═══ Supplied material ═══

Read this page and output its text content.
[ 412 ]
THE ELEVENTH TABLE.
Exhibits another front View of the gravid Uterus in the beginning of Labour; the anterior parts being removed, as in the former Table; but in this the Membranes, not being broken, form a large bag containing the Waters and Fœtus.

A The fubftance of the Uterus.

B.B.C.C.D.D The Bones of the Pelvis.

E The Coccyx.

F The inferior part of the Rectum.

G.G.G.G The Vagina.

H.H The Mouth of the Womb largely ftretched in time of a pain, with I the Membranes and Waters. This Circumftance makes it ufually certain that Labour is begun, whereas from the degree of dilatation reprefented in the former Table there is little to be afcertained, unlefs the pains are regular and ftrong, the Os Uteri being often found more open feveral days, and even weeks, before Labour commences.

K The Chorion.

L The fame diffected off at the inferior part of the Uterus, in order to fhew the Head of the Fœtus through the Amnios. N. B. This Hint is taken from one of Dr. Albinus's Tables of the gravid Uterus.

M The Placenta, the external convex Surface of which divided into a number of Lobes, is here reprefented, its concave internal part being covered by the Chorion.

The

═══
═══ Supplied material ═══

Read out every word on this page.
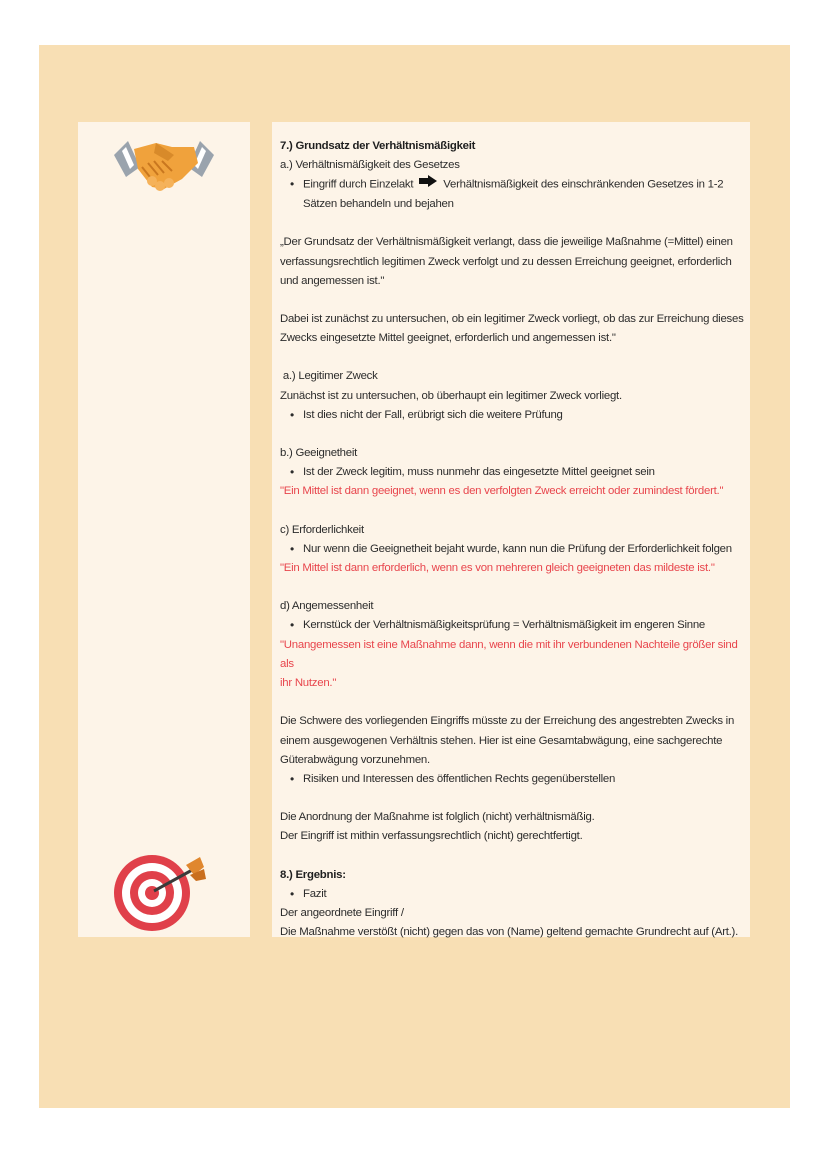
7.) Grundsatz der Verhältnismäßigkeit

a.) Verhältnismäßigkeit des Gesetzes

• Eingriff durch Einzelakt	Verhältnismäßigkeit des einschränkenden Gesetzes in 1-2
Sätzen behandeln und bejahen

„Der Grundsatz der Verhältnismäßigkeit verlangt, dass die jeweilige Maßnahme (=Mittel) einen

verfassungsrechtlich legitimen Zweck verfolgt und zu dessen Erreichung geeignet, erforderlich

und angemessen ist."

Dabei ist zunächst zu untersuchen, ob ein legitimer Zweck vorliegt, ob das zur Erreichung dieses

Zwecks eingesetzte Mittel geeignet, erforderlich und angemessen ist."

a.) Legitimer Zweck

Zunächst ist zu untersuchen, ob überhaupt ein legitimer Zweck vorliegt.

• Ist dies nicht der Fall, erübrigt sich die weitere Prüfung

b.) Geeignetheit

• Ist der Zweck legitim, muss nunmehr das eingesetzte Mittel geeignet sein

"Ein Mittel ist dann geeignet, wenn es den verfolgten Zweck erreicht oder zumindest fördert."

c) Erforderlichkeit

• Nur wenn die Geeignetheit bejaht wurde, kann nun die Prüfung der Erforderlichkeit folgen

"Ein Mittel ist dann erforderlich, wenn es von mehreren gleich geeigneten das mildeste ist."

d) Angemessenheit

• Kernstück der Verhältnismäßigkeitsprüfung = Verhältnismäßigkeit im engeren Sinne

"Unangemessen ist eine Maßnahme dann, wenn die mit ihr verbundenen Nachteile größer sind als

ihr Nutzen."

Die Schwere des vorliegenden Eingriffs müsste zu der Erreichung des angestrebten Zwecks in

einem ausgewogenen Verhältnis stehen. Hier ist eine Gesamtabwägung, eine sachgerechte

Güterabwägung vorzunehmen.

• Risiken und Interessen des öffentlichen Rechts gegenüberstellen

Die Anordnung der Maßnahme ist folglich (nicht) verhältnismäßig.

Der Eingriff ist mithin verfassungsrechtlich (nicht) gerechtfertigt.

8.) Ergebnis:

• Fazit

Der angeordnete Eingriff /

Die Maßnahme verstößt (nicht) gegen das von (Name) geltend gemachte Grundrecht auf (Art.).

═══
═══ Supplied material ═══

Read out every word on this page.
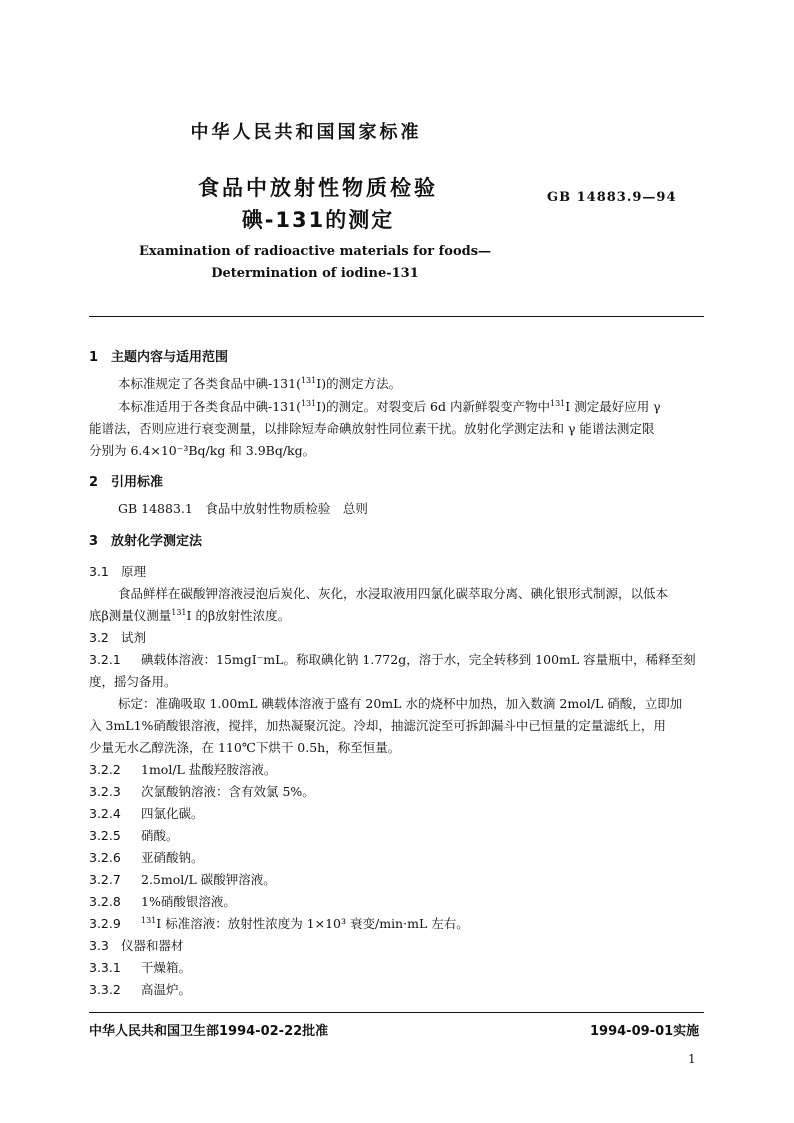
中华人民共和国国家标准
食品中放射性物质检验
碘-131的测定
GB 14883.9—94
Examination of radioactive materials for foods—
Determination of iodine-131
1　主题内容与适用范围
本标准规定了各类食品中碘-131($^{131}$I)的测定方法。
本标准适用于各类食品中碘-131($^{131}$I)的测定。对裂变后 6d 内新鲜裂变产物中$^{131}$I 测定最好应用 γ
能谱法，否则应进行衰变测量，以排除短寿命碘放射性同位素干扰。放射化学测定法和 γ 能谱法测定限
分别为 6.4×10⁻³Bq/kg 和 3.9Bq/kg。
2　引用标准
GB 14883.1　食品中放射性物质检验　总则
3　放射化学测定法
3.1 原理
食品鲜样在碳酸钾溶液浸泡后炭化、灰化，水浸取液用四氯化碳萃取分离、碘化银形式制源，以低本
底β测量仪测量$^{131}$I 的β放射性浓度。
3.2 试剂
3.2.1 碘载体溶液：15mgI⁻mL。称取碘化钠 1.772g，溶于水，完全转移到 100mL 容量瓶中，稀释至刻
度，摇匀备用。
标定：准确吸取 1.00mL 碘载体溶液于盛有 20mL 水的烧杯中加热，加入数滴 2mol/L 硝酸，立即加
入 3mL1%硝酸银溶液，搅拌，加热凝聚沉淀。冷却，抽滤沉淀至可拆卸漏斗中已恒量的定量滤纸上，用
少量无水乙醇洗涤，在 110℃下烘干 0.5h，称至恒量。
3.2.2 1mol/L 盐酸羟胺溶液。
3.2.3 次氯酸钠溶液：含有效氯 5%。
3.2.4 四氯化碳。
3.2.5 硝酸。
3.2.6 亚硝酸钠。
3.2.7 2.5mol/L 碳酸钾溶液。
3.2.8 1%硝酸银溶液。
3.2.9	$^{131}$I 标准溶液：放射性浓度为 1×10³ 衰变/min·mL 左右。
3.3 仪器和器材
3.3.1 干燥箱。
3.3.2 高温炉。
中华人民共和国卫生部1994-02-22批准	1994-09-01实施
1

═══

Short exercise — Of all the lines in the listing above, how many contain the word "Verhältnismäßigkeit"? Answer with the number alone.

The answer — 5